== Listing

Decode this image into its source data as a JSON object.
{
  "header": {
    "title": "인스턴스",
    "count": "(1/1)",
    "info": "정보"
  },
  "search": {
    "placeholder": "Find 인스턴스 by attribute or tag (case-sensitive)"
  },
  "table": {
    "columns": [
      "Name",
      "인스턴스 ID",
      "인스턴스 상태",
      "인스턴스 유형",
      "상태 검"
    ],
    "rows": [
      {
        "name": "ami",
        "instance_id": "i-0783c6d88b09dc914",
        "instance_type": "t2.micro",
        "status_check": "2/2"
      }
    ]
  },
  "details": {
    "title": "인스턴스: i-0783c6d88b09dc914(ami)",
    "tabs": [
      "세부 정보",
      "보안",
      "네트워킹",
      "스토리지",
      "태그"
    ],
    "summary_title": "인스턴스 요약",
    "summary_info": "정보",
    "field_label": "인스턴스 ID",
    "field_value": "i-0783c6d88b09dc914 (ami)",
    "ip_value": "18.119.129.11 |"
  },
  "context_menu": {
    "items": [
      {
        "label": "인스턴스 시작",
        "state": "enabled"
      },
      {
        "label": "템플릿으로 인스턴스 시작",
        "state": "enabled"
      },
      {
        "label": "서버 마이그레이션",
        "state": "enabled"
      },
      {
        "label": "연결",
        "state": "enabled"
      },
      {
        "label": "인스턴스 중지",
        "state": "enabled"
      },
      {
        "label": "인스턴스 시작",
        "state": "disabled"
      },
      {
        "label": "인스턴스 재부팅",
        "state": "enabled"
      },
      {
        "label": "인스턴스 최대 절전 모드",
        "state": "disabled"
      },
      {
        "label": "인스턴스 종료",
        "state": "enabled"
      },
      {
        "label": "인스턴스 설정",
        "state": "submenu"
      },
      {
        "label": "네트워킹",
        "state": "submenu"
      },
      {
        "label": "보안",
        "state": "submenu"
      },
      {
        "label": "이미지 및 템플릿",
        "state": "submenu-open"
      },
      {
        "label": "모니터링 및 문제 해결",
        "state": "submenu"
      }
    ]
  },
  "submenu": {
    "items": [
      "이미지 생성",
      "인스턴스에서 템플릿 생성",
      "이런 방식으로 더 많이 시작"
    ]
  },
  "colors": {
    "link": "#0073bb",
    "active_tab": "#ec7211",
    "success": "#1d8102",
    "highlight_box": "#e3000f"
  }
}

====
== Listing

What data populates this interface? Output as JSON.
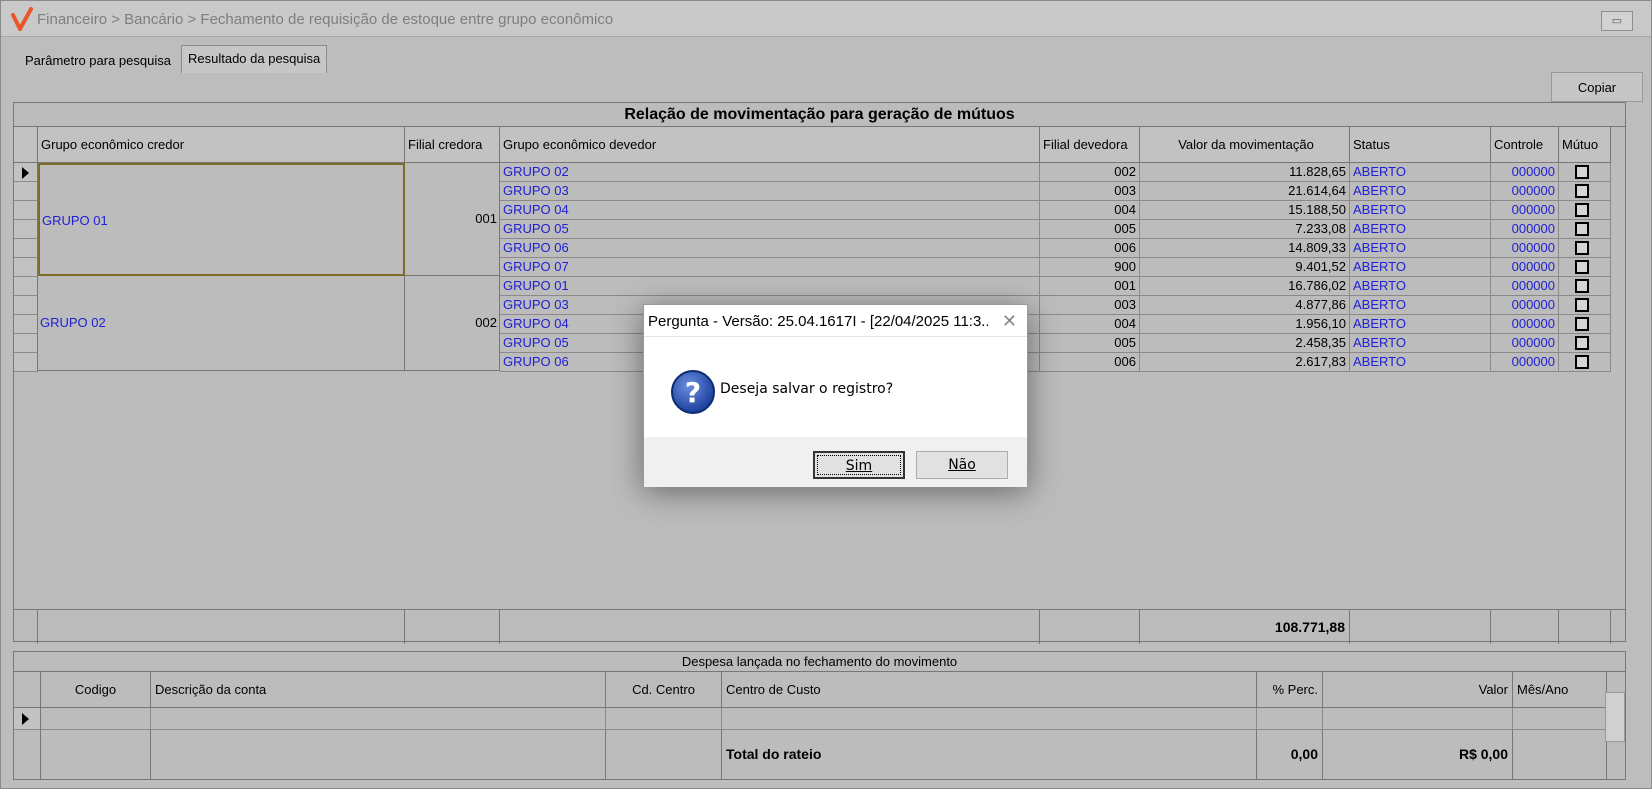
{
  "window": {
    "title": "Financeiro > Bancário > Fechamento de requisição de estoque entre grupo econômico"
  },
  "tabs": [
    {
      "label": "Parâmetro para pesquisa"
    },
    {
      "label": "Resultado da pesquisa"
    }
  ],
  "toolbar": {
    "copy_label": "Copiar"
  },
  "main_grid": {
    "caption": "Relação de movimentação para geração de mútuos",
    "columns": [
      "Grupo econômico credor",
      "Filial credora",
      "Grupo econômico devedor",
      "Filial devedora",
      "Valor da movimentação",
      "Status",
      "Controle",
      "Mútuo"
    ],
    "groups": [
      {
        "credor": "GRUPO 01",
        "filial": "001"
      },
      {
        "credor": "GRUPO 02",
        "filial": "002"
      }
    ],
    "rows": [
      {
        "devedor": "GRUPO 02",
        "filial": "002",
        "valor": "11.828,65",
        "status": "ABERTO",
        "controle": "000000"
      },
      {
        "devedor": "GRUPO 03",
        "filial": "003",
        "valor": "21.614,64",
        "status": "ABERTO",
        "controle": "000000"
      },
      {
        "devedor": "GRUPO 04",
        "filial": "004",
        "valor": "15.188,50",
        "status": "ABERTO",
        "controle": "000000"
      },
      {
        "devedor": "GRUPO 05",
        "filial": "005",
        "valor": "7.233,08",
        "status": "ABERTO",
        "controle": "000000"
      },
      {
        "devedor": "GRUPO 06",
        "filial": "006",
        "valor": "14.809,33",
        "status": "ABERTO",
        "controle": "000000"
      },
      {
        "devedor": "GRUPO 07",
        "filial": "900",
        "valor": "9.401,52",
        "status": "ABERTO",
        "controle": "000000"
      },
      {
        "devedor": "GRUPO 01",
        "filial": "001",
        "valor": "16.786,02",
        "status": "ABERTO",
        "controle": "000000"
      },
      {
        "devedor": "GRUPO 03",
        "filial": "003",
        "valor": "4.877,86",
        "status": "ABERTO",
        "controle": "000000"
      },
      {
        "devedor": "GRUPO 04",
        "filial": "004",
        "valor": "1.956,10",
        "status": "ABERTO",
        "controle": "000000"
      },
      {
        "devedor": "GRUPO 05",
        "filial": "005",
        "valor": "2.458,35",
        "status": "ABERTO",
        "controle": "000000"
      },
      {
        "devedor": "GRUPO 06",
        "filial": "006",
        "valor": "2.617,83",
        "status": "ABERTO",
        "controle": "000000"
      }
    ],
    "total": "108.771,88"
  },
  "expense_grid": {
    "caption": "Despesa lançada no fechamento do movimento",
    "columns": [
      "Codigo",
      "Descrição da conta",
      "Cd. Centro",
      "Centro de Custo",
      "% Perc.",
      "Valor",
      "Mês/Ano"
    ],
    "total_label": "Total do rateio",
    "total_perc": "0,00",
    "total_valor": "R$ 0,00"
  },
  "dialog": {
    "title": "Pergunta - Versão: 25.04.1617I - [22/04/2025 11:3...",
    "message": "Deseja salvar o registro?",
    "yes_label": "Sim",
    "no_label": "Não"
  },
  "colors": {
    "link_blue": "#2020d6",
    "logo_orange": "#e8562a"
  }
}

====

Task requirements: Copy every line of the entries above in which "movimentação" occurs.

Solution to this task:
    "caption": "Relação de movimentação para geração de mútuos",
      "Valor da movimentação",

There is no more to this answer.